TASK: Your answer should be the records, restated word for word.

[Document page transcription items]
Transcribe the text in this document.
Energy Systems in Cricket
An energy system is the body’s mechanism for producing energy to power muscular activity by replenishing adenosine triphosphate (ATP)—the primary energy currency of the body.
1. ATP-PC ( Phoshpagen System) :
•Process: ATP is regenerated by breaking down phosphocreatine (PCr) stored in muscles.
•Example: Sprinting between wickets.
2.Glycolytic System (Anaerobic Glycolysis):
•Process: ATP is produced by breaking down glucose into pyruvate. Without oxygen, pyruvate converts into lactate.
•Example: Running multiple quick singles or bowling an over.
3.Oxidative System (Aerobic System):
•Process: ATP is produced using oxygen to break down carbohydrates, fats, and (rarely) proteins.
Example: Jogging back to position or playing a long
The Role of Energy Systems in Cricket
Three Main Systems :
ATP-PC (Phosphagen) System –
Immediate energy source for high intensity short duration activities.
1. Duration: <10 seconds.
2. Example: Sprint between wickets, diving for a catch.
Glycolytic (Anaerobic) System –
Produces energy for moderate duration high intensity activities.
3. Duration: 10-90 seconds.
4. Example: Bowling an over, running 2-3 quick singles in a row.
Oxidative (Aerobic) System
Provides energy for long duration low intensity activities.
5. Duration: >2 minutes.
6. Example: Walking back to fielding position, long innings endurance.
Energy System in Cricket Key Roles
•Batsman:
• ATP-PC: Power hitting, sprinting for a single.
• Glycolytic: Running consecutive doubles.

EXERCISE ANSWER:
Transcribe the text in this document.
Energy Systems in Cricket
An energy system is the body’s mechanism for producing energy to power muscular activity by replenishing adenosine triphosphate (ATP)—the primary energy currency of the body.
1. ATP-PC ( Phoshpagen System) :
•Process: ATP is regenerated by breaking down phosphocreatine (PCr) stored in muscles.
•Example: Sprinting between wickets.
2.Glycolytic System (Anaerobic Glycolysis):
•Process: ATP is produced by breaking down glucose into pyruvate. Without oxygen, pyruvate converts into lactate.
•Example: Running multiple quick singles or bowling an over.
3.Oxidative System (Aerobic System):
•Process: ATP is produced using oxygen to break down carbohydrates, fats, and (rarely) proteins.
Example: Jogging back to position or playing a long
The Role of Energy Systems in Cricket
Three Main Systems :
ATP-PC (Phosphagen) System –
Immediate energy source for high intensity short duration activities.
1. Duration: <10 seconds.
2. Example: Sprint between wickets, diving for a catch.
Glycolytic (Anaerobic) System –
Produces energy for moderate duration high intensity activities.
3. Duration: 10-90 seconds.
4. Example: Bowling an over, running 2-3 quick singles in a row.
Oxidative (Aerobic) System
Provides energy for long duration low intensity activities.
5. Duration: >2 minutes.
6. Example: Walking back to fielding position, long innings endurance.
Energy System in Cricket Key Roles
•Batsman:
• ATP-PC: Power hitting, sprinting for a single.
• Glycolytic: Running consecutive doubles.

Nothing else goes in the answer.